begin

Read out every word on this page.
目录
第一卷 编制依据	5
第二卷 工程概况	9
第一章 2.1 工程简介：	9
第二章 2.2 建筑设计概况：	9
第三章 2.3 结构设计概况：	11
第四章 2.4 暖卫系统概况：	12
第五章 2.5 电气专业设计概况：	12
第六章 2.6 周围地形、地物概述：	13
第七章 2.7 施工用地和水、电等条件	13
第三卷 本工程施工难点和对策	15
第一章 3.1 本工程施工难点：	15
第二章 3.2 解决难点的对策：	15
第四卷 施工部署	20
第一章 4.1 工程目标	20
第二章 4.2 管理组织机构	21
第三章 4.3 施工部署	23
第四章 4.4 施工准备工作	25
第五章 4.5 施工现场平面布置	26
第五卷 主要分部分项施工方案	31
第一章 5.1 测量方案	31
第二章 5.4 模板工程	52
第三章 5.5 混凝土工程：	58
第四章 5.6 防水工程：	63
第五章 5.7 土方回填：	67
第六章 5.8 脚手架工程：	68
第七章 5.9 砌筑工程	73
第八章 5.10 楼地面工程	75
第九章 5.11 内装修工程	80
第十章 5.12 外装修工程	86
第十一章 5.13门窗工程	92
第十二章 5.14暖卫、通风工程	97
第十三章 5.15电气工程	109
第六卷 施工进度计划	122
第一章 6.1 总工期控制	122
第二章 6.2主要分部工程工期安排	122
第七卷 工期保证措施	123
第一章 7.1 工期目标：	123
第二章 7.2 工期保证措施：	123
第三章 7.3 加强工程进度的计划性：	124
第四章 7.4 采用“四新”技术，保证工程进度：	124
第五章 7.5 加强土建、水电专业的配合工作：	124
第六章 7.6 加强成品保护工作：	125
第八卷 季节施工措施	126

end

Instructions to follow: Reproduce each entry word for word.

Answer in full:
Read out every word on this page.
目录
第一卷 编制依据	5
第二卷 工程概况	9
第一章 2.1 工程简介：	9
第二章 2.2 建筑设计概况：	9
第三章 2.3 结构设计概况：	11
第四章 2.4 暖卫系统概况：	12
第五章 2.5 电气专业设计概况：	12
第六章 2.6 周围地形、地物概述：	13
第七章 2.7 施工用地和水、电等条件	13
第三卷 本工程施工难点和对策	15
第一章 3.1 本工程施工难点：	15
第二章 3.2 解决难点的对策：	15
第四卷 施工部署	20
第一章 4.1 工程目标	20
第二章 4.2 管理组织机构	21
第三章 4.3 施工部署	23
第四章 4.4 施工准备工作	25
第五章 4.5 施工现场平面布置	26
第五卷 主要分部分项施工方案	31
第一章 5.1 测量方案	31
第二章 5.4 模板工程	52
第三章 5.5 混凝土工程：	58
第四章 5.6 防水工程：	63
第五章 5.7 土方回填：	67
第六章 5.8 脚手架工程：	68
第七章 5.9 砌筑工程	73
第八章 5.10 楼地面工程	75
第九章 5.11 内装修工程	80
第十章 5.12 外装修工程	86
第十一章 5.13门窗工程	92
第十二章 5.14暖卫、通风工程	97
第十三章 5.15电气工程	109
第六卷 施工进度计划	122
第一章 6.1 总工期控制	122
第二章 6.2主要分部工程工期安排	122
第七卷 工期保证措施	123
第一章 7.1 工期目标：	123
第二章 7.2 工期保证措施：	123
第三章 7.3 加强工程进度的计划性：	124
第四章 7.4 采用“四新”技术，保证工程进度：	124
第五章 7.5 加强土建、水电专业的配合工作：	124
第六章 7.6 加强成品保护工作：	125
第八卷 季节施工措施	126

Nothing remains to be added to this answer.